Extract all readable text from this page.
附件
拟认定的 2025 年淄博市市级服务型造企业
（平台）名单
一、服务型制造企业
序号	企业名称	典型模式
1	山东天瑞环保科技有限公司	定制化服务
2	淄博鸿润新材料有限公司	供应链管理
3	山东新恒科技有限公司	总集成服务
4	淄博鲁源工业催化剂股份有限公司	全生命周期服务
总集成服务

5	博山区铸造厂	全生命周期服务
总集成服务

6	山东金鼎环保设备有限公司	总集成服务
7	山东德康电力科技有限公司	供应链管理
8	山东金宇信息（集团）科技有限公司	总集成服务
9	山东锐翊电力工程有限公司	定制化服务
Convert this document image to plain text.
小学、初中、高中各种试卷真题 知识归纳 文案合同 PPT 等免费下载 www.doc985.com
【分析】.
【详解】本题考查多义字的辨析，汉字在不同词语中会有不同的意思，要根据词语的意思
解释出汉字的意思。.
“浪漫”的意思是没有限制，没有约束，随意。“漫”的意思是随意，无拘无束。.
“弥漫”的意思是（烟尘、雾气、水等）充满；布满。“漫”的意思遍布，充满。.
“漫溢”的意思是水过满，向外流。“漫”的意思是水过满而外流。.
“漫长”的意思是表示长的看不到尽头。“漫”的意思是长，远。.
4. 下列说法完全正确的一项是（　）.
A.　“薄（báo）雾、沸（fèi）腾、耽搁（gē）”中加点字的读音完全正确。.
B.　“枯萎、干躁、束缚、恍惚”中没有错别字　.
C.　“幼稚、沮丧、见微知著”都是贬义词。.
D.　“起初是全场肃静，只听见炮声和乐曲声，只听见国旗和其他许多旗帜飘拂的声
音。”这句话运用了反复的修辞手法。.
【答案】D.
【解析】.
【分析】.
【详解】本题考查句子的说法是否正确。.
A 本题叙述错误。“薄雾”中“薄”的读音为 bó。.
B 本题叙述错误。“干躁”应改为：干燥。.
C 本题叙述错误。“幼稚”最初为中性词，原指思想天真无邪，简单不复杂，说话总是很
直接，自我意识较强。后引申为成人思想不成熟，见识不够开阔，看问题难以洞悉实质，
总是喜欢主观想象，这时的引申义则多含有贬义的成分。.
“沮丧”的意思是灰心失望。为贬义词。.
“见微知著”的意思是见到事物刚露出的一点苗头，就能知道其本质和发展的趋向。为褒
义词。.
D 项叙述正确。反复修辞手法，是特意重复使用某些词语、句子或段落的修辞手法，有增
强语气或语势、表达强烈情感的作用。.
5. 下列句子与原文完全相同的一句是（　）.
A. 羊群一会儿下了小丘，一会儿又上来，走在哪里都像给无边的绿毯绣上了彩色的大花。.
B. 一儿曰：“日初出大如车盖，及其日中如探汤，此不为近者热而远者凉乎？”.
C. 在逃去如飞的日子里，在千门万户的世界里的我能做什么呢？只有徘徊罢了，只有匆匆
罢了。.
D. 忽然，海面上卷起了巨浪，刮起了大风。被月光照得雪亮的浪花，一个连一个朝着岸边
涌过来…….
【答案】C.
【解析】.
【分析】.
□ □ □ □ □
TASK PROMPT
Here, the records must be output exactly and in full.

OUTPUT
Extract all readable text from this page.
附件
拟认定的 2025 年淄博市市级服务型造企业
（平台）名单
一、服务型制造企业
序号	企业名称	典型模式
1	山东天瑞环保科技有限公司	定制化服务
2	淄博鸿润新材料有限公司	供应链管理
3	山东新恒科技有限公司	总集成服务
4	淄博鲁源工业催化剂股份有限公司	全生命周期服务
总集成服务

5	博山区铸造厂	全生命周期服务
总集成服务

6	山东金鼎环保设备有限公司	总集成服务
7	山东德康电力科技有限公司	供应链管理
8	山东金宇信息（集团）科技有限公司	总集成服务
9	山东锐翊电力工程有限公司	定制化服务
Convert this document image to plain text.
小学、初中、高中各种试卷真题 知识归纳 文案合同 PPT 等免费下载 www.doc985.com
【分析】.
【详解】本题考查多义字的辨析，汉字在不同词语中会有不同的意思，要根据词语的意思
解释出汉字的意思。.
“浪漫”的意思是没有限制，没有约束，随意。“漫”的意思是随意，无拘无束。.
“弥漫”的意思是（烟尘、雾气、水等）充满；布满。“漫”的意思遍布，充满。.
“漫溢”的意思是水过满，向外流。“漫”的意思是水过满而外流。.
“漫长”的意思是表示长的看不到尽头。“漫”的意思是长，远。.
4. 下列说法完全正确的一项是（　）.
A.　“薄（báo）雾、沸（fèi）腾、耽搁（gē）”中加点字的读音完全正确。.
B.　“枯萎、干躁、束缚、恍惚”中没有错别字　.
C.　“幼稚、沮丧、见微知著”都是贬义词。.
D.　“起初是全场肃静，只听见炮声和乐曲声，只听见国旗和其他许多旗帜飘拂的声
音。”这句话运用了反复的修辞手法。.
【答案】D.
【解析】.
【分析】.
【详解】本题考查句子的说法是否正确。.
A 本题叙述错误。“薄雾”中“薄”的读音为 bó。.
B 本题叙述错误。“干躁”应改为：干燥。.
C 本题叙述错误。“幼稚”最初为中性词，原指思想天真无邪，简单不复杂，说话总是很
直接，自我意识较强。后引申为成人思想不成熟，见识不够开阔，看问题难以洞悉实质，
总是喜欢主观想象，这时的引申义则多含有贬义的成分。.
“沮丧”的意思是灰心失望。为贬义词。.
“见微知著”的意思是见到事物刚露出的一点苗头，就能知道其本质和发展的趋向。为褒
义词。.
D 项叙述正确。反复修辞手法，是特意重复使用某些词语、句子或段落的修辞手法，有增
强语气或语势、表达强烈情感的作用。.
5. 下列句子与原文完全相同的一句是（　）.
A. 羊群一会儿下了小丘，一会儿又上来，走在哪里都像给无边的绿毯绣上了彩色的大花。.
B. 一儿曰：“日初出大如车盖，及其日中如探汤，此不为近者热而远者凉乎？”.
C. 在逃去如飞的日子里，在千门万户的世界里的我能做什么呢？只有徘徊罢了，只有匆匆
罢了。.
D. 忽然，海面上卷起了巨浪，刮起了大风。被月光照得雪亮的浪花，一个连一个朝着岸边
涌过来…….
【答案】C.
【解析】.
【分析】.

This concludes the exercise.